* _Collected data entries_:
"""

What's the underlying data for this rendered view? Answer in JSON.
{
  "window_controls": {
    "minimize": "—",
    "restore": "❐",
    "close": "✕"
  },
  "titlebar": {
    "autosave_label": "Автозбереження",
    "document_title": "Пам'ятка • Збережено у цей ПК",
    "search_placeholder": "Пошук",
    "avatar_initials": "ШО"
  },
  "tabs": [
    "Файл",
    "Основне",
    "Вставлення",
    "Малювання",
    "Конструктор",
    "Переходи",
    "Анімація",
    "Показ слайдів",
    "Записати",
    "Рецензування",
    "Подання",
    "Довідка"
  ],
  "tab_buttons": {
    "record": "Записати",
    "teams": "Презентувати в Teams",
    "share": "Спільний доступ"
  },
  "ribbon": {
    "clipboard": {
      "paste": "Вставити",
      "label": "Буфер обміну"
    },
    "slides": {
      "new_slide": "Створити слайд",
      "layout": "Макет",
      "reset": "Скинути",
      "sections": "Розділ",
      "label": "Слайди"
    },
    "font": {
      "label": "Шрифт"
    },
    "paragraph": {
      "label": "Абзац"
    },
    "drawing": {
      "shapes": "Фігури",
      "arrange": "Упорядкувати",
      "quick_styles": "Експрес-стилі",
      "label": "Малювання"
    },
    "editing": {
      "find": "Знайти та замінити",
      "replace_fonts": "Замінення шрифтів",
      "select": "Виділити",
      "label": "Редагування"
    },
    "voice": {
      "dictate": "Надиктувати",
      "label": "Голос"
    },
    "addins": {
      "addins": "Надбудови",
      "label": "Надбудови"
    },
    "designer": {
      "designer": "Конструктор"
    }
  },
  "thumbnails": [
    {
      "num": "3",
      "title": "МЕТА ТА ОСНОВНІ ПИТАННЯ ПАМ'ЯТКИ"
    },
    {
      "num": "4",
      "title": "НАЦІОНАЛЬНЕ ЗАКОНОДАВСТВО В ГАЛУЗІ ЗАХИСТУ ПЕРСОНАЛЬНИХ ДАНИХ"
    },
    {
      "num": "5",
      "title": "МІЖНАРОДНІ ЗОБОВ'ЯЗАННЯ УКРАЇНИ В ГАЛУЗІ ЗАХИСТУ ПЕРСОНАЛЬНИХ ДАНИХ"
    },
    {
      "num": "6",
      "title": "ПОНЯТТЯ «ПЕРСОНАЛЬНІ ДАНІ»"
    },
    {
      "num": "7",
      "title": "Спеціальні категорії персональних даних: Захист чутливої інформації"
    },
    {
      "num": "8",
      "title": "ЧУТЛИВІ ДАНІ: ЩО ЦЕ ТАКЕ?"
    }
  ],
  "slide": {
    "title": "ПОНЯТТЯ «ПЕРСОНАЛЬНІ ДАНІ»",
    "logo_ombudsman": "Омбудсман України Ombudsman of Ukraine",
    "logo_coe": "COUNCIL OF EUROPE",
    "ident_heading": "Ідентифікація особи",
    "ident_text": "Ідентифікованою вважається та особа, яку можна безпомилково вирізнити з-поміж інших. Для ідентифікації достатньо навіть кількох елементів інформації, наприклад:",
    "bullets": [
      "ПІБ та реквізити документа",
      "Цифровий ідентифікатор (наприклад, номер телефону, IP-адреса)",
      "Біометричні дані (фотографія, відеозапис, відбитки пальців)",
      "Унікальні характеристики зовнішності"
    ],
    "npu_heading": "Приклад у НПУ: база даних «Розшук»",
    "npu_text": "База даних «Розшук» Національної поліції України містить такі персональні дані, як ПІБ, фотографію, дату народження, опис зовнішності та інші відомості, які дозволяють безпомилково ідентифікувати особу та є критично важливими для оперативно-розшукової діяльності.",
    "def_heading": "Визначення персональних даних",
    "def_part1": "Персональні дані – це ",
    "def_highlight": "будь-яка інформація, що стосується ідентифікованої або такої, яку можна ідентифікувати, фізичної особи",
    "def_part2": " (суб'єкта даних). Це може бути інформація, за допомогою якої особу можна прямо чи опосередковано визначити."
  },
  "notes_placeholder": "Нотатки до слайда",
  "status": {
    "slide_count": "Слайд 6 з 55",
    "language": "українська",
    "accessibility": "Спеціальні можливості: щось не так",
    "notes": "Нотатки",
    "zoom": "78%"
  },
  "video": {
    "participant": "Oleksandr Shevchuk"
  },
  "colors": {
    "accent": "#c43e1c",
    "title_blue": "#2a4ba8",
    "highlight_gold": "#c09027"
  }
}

"""

* _What is asked_: Copy all data exactly, start to finish.

* _Full output_:
What's the underlying data for this rendered view? Answer in JSON.
{
  "window_controls": {
    "minimize": "—",
    "restore": "❐",
    "close": "✕"
  },
  "titlebar": {
    "autosave_label": "Автозбереження",
    "document_title": "Пам'ятка • Збережено у цей ПК",
    "search_placeholder": "Пошук",
    "avatar_initials": "ШО"
  },
  "tabs": [
    "Файл",
    "Основне",
    "Вставлення",
    "Малювання",
    "Конструктор",
    "Переходи",
    "Анімація",
    "Показ слайдів",
    "Записати",
    "Рецензування",
    "Подання",
    "Довідка"
  ],
  "tab_buttons": {
    "record": "Записати",
    "teams": "Презентувати в Teams",
    "share": "Спільний доступ"
  },
  "ribbon": {
    "clipboard": {
      "paste": "Вставити",
      "label": "Буфер обміну"
    },
    "slides": {
      "new_slide": "Створити слайд",
      "layout": "Макет",
      "reset": "Скинути",
      "sections": "Розділ",
      "label": "Слайди"
    },
    "font": {
      "label": "Шрифт"
    },
    "paragraph": {
      "label": "Абзац"
    },
    "drawing": {
      "shapes": "Фігури",
      "arrange": "Упорядкувати",
      "quick_styles": "Експрес-стилі",
      "label": "Малювання"
    },
    "editing": {
      "find": "Знайти та замінити",
      "replace_fonts": "Замінення шрифтів",
      "select": "Виділити",
      "label": "Редагування"
    },
    "voice": {
      "dictate": "Надиктувати",
      "label": "Голос"
    },
    "addins": {
      "addins": "Надбудови",
      "label": "Надбудови"
    },
    "designer": {
      "designer": "Конструктор"
    }
  },
  "thumbnails": [
    {
      "num": "3",
      "title": "МЕТА ТА ОСНОВНІ ПИТАННЯ ПАМ'ЯТКИ"
    },
    {
      "num": "4",
      "title": "НАЦІОНАЛЬНЕ ЗАКОНОДАВСТВО В ГАЛУЗІ ЗАХИСТУ ПЕРСОНАЛЬНИХ ДАНИХ"
    },
    {
      "num": "5",
      "title": "МІЖНАРОДНІ ЗОБОВ'ЯЗАННЯ УКРАЇНИ В ГАЛУЗІ ЗАХИСТУ ПЕРСОНАЛЬНИХ ДАНИХ"
    },
    {
      "num": "6",
      "title": "ПОНЯТТЯ «ПЕРСОНАЛЬНІ ДАНІ»"
    },
    {
      "num": "7",
      "title": "Спеціальні категорії персональних даних: Захист чутливої інформації"
    },
    {
      "num": "8",
      "title": "ЧУТЛИВІ ДАНІ: ЩО ЦЕ ТАКЕ?"
    }
  ],
  "slide": {
    "title": "ПОНЯТТЯ «ПЕРСОНАЛЬНІ ДАНІ»",
    "logo_ombudsman": "Омбудсман України Ombudsman of Ukraine",
    "logo_coe": "COUNCIL OF EUROPE",
    "ident_heading": "Ідентифікація особи",
    "ident_text": "Ідентифікованою вважається та особа, яку можна безпомилково вирізнити з-поміж інших. Для ідентифікації достатньо навіть кількох елементів інформації, наприклад:",
    "bullets": [
      "ПІБ та реквізити документа",
      "Цифровий ідентифікатор (наприклад, номер телефону, IP-адреса)",
      "Біометричні дані (фотографія, відеозапис, відбитки пальців)",
      "Унікальні характеристики зовнішності"
    ],
    "npu_heading": "Приклад у НПУ: база даних «Розшук»",
    "npu_text": "База даних «Розшук» Національної поліції України містить такі персональні дані, як ПІБ, фотографію, дату народження, опис зовнішності та інші відомості, які дозволяють безпомилково ідентифікувати особу та є критично важливими для оперативно-розшукової діяльності.",
    "def_heading": "Визначення персональних даних",
    "def_part1": "Персональні дані – це ",
    "def_highlight": "будь-яка інформація, що стосується ідентифікованої або такої, яку можна ідентифікувати, фізичної особи",
    "def_part2": " (суб'єкта даних). Це може бути інформація, за допомогою якої особу можна прямо чи опосередковано визначити."
  },
  "notes_placeholder": "Нотатки до слайда",
  "status": {
    "slide_count": "Слайд 6 з 55",
    "language": "українська",
    "accessibility": "Спеціальні можливості: щось не так",
    "notes": "Нотатки",
    "zoom": "78%"
  },
  "video": {
    "participant": "Oleksandr Shevchuk"
  },
  "colors": {
    "accent": "#c43e1c",
    "title_blue": "#2a4ba8",
    "highlight_gold": "#c09027"
  }
}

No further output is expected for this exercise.